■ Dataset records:
┌──

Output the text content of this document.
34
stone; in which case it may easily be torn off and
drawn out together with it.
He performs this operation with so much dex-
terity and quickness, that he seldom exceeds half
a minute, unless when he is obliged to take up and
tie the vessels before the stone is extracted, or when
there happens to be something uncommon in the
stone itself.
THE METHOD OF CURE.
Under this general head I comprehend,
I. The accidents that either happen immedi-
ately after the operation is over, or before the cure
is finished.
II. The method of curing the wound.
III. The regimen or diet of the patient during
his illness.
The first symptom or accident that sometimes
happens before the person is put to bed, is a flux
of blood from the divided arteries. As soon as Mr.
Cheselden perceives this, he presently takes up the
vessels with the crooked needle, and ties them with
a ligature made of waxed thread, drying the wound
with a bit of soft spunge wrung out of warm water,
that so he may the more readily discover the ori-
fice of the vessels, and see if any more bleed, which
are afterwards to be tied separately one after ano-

└──

■ Aim: Reproduce the whole listing word for word.

■ Result for this task:
Output the text content of this document.
34
stone; in which case it may easily be torn off and
drawn out together with it.
He performs this operation with so much dex-
terity and quickness, that he seldom exceeds half
a minute, unless when he is obliged to take up and
tie the vessels before the stone is extracted, or when
there happens to be something uncommon in the
stone itself.
THE METHOD OF CURE.
Under this general head I comprehend,
I. The accidents that either happen immedi-
ately after the operation is over, or before the cure
is finished.
II. The method of curing the wound.
III. The regimen or diet of the patient during
his illness.
The first symptom or accident that sometimes
happens before the person is put to bed, is a flux
of blood from the divided arteries. As soon as Mr.
Cheselden perceives this, he presently takes up the
vessels with the crooked needle, and ties them with
a ligature made of waxed thread, drying the wound
with a bit of soft spunge wrung out of warm water,
that so he may the more readily discover the ori-
fice of the vessels, and see if any more bleed, which
are afterwards to be tied separately one after ano-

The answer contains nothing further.